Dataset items
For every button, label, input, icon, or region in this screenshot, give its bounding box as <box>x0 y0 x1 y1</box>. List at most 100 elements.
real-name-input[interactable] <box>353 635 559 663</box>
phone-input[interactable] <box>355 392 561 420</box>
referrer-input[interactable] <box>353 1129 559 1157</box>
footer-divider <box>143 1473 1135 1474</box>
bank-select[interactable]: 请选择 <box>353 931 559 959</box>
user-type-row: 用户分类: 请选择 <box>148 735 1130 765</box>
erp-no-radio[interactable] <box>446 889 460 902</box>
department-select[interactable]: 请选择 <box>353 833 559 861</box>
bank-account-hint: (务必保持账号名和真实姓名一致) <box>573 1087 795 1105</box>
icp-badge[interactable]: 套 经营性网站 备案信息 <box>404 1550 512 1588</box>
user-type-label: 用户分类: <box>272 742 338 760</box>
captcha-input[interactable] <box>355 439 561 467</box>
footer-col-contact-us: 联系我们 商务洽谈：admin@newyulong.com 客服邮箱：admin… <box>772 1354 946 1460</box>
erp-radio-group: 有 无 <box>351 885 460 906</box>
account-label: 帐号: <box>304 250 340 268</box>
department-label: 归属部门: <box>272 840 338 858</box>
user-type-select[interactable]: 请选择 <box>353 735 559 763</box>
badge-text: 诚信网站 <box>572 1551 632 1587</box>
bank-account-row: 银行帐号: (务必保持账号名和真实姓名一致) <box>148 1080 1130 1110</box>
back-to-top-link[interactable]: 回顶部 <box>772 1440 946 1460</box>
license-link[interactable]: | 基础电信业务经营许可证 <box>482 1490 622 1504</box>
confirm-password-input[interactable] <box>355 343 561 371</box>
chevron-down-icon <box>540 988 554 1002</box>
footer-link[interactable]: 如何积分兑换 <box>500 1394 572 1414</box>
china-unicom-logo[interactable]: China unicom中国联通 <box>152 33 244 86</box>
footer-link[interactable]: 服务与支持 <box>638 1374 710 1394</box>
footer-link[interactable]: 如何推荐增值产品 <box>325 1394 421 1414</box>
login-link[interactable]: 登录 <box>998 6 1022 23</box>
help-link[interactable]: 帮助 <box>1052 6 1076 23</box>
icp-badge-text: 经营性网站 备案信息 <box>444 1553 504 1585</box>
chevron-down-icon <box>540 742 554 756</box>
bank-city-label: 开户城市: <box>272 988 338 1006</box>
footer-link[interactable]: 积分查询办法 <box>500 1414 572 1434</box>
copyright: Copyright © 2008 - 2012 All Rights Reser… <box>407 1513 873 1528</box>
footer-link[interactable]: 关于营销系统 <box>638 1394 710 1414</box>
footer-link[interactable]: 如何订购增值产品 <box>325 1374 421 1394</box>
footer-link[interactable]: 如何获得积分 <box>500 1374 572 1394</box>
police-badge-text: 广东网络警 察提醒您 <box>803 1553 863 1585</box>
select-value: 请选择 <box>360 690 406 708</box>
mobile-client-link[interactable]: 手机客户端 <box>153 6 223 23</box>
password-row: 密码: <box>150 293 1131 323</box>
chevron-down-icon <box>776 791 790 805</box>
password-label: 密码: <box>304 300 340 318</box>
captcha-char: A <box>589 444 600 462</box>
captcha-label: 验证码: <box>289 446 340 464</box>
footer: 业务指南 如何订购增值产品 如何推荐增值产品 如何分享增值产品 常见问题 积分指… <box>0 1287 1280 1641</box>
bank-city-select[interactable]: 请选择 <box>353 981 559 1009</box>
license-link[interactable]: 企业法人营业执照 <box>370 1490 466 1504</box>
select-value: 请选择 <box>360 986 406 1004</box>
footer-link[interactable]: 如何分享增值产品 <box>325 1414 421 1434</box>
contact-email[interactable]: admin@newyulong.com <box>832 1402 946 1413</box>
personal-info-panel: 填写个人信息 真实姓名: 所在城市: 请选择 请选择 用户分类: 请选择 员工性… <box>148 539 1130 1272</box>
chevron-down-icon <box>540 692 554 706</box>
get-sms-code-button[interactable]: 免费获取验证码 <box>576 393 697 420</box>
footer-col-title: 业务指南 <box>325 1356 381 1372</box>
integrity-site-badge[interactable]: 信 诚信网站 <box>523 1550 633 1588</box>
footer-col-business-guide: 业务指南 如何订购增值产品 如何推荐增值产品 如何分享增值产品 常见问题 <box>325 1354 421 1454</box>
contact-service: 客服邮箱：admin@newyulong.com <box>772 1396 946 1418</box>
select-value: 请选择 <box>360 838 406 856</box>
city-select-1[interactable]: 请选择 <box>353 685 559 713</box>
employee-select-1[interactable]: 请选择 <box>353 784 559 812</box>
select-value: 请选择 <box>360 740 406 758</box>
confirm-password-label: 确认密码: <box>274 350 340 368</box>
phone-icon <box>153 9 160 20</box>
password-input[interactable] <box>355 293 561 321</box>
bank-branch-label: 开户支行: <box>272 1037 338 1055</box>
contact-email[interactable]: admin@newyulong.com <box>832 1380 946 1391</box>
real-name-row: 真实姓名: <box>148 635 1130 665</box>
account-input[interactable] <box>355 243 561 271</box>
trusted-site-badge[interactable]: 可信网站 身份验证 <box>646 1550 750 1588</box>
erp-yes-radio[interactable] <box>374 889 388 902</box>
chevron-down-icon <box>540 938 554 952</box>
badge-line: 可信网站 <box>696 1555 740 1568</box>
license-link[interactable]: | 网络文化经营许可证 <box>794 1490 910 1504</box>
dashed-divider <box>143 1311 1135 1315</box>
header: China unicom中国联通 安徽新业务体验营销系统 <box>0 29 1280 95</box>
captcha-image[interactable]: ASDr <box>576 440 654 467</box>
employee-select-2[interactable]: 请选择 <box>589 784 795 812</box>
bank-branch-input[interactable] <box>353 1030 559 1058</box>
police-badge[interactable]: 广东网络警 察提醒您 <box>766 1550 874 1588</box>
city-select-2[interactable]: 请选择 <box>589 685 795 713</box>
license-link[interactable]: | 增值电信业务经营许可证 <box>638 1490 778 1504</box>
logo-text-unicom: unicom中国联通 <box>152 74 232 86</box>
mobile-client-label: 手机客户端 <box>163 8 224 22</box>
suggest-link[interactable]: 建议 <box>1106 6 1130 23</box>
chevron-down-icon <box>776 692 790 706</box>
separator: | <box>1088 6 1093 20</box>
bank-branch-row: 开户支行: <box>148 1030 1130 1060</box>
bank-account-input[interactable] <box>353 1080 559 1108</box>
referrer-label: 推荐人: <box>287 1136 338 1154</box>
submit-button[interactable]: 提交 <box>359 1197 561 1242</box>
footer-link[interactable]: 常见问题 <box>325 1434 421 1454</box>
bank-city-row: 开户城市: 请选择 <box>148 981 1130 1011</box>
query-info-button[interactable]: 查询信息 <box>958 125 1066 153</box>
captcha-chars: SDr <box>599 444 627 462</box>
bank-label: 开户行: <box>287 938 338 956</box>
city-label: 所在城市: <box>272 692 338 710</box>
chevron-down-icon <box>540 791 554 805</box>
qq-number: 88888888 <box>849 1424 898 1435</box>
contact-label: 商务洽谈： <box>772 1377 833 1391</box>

* **Goal**
Rewrite the records, switching every occurrence of "chevron-down-icon" to "dropdown-arrow-icon" and leaving everything else unchanged.

* **Result below**
For every button, label, input, icon, or region in this screenshot, give its bounding box as <box>x0 y0 x1 y1</box>. List at most 100 elements.
real-name-input[interactable] <box>353 635 559 663</box>
phone-input[interactable] <box>355 392 561 420</box>
referrer-input[interactable] <box>353 1129 559 1157</box>
footer-divider <box>143 1473 1135 1474</box>
bank-select[interactable]: 请选择 <box>353 931 559 959</box>
user-type-row: 用户分类: 请选择 <box>148 735 1130 765</box>
erp-no-radio[interactable] <box>446 889 460 902</box>
department-select[interactable]: 请选择 <box>353 833 559 861</box>
bank-account-hint: (务必保持账号名和真实姓名一致) <box>573 1087 795 1105</box>
icp-badge[interactable]: 套 经营性网站 备案信息 <box>404 1550 512 1588</box>
user-type-label: 用户分类: <box>272 742 338 760</box>
captcha-input[interactable] <box>355 439 561 467</box>
footer-col-contact-us: 联系我们 商务洽谈：admin@newyulong.com 客服邮箱：admin… <box>772 1354 946 1460</box>
erp-radio-group: 有 无 <box>351 885 460 906</box>
account-label: 帐号: <box>304 250 340 268</box>
department-label: 归属部门: <box>272 840 338 858</box>
user-type-select[interactable]: 请选择 <box>353 735 559 763</box>
badge-text: 诚信网站 <box>572 1551 632 1587</box>
bank-account-row: 银行帐号: (务必保持账号名和真实姓名一致) <box>148 1080 1130 1110</box>
back-to-top-link[interactable]: 回顶部 <box>772 1440 946 1460</box>
license-link[interactable]: | 基础电信业务经营许可证 <box>482 1490 622 1504</box>
confirm-password-input[interactable] <box>355 343 561 371</box>
dropdown-arrow-icon <box>540 988 554 1002</box>
footer-link[interactable]: 如何积分兑换 <box>500 1394 572 1414</box>
china-unicom-logo[interactable]: China unicom中国联通 <box>152 33 244 86</box>
footer-link[interactable]: 服务与支持 <box>638 1374 710 1394</box>
footer-link[interactable]: 如何推荐增值产品 <box>325 1394 421 1414</box>
login-link[interactable]: 登录 <box>998 6 1022 23</box>
help-link[interactable]: 帮助 <box>1052 6 1076 23</box>
icp-badge-text: 经营性网站 备案信息 <box>444 1553 504 1585</box>
dropdown-arrow-icon <box>540 742 554 756</box>
bank-city-label: 开户城市: <box>272 988 338 1006</box>
footer-link[interactable]: 积分查询办法 <box>500 1414 572 1434</box>
copyright: Copyright © 2008 - 2012 All Rights Reser… <box>407 1513 873 1528</box>
footer-link[interactable]: 关于营销系统 <box>638 1394 710 1414</box>
footer-link[interactable]: 如何订购增值产品 <box>325 1374 421 1394</box>
footer-link[interactable]: 如何获得积分 <box>500 1374 572 1394</box>
police-badge-text: 广东网络警 察提醒您 <box>803 1553 863 1585</box>
select-value: 请选择 <box>360 690 406 708</box>
mobile-client-link[interactable]: 手机客户端 <box>153 6 223 23</box>
password-row: 密码: <box>150 293 1131 323</box>
dropdown-arrow-icon <box>776 791 790 805</box>
password-label: 密码: <box>304 300 340 318</box>
captcha-char: A <box>589 444 600 462</box>
captcha-label: 验证码: <box>289 446 340 464</box>
footer: 业务指南 如何订购增值产品 如何推荐增值产品 如何分享增值产品 常见问题 积分指… <box>0 1287 1280 1641</box>
bank-city-select[interactable]: 请选择 <box>353 981 559 1009</box>
license-link[interactable]: 企业法人营业执照 <box>370 1490 466 1504</box>
select-value: 请选择 <box>360 986 406 1004</box>
footer-link[interactable]: 如何分享增值产品 <box>325 1414 421 1434</box>
contact-email[interactable]: admin@newyulong.com <box>832 1402 946 1413</box>
personal-info-panel: 填写个人信息 真实姓名: 所在城市: 请选择 请选择 用户分类: 请选择 员工性… <box>148 539 1130 1272</box>
dropdown-arrow-icon <box>540 692 554 706</box>
get-sms-code-button[interactable]: 免费获取验证码 <box>576 393 697 420</box>
footer-col-title: 业务指南 <box>325 1356 381 1372</box>
integrity-site-badge[interactable]: 信 诚信网站 <box>523 1550 633 1588</box>
footer-col-business-guide: 业务指南 如何订购增值产品 如何推荐增值产品 如何分享增值产品 常见问题 <box>325 1354 421 1454</box>
contact-service: 客服邮箱：admin@newyulong.com <box>772 1396 946 1418</box>
select-value: 请选择 <box>360 838 406 856</box>
city-select-1[interactable]: 请选择 <box>353 685 559 713</box>
employee-select-1[interactable]: 请选择 <box>353 784 559 812</box>
select-value: 请选择 <box>360 740 406 758</box>
confirm-password-label: 确认密码: <box>274 350 340 368</box>
phone-icon <box>153 9 160 20</box>
password-input[interactable] <box>355 293 561 321</box>
bank-branch-label: 开户支行: <box>272 1037 338 1055</box>
contact-email[interactable]: admin@newyulong.com <box>832 1380 946 1391</box>
real-name-row: 真实姓名: <box>148 635 1130 665</box>
account-input[interactable] <box>355 243 561 271</box>
trusted-site-badge[interactable]: 可信网站 身份验证 <box>646 1550 750 1588</box>
erp-yes-radio[interactable] <box>374 889 388 902</box>
dropdown-arrow-icon <box>540 938 554 952</box>
badge-line: 可信网站 <box>696 1555 740 1568</box>
license-link[interactable]: | 网络文化经营许可证 <box>794 1490 910 1504</box>
dashed-divider <box>143 1311 1135 1315</box>
header: China unicom中国联通 安徽新业务体验营销系统 <box>0 29 1280 95</box>
captcha-image[interactable]: ASDr <box>576 440 654 467</box>
employee-select-2[interactable]: 请选择 <box>589 784 795 812</box>
bank-branch-input[interactable] <box>353 1030 559 1058</box>
police-badge[interactable]: 广东网络警 察提醒您 <box>766 1550 874 1588</box>
city-select-2[interactable]: 请选择 <box>589 685 795 713</box>
license-link[interactable]: | 增值电信业务经营许可证 <box>638 1490 778 1504</box>
logo-text-unicom: unicom中国联通 <box>152 74 232 86</box>
mobile-client-label: 手机客户端 <box>163 8 224 22</box>
suggest-link[interactable]: 建议 <box>1106 6 1130 23</box>
dropdown-arrow-icon <box>776 692 790 706</box>
separator: | <box>1088 6 1093 20</box>
bank-branch-row: 开户支行: <box>148 1030 1130 1060</box>
bank-account-input[interactable] <box>353 1080 559 1108</box>
referrer-label: 推荐人: <box>287 1136 338 1154</box>
submit-button[interactable]: 提交 <box>359 1197 561 1242</box>
footer-link[interactable]: 常见问题 <box>325 1434 421 1454</box>
bank-city-row: 开户城市: 请选择 <box>148 981 1130 1011</box>
query-info-button[interactable]: 查询信息 <box>958 125 1066 153</box>
captcha-chars: SDr <box>599 444 627 462</box>
bank-label: 开户行: <box>287 938 338 956</box>
city-label: 所在城市: <box>272 692 338 710</box>
dropdown-arrow-icon <box>540 791 554 805</box>
qq-number: 88888888 <box>849 1424 898 1435</box>
contact-label: 商务洽谈： <box>772 1377 833 1391</box>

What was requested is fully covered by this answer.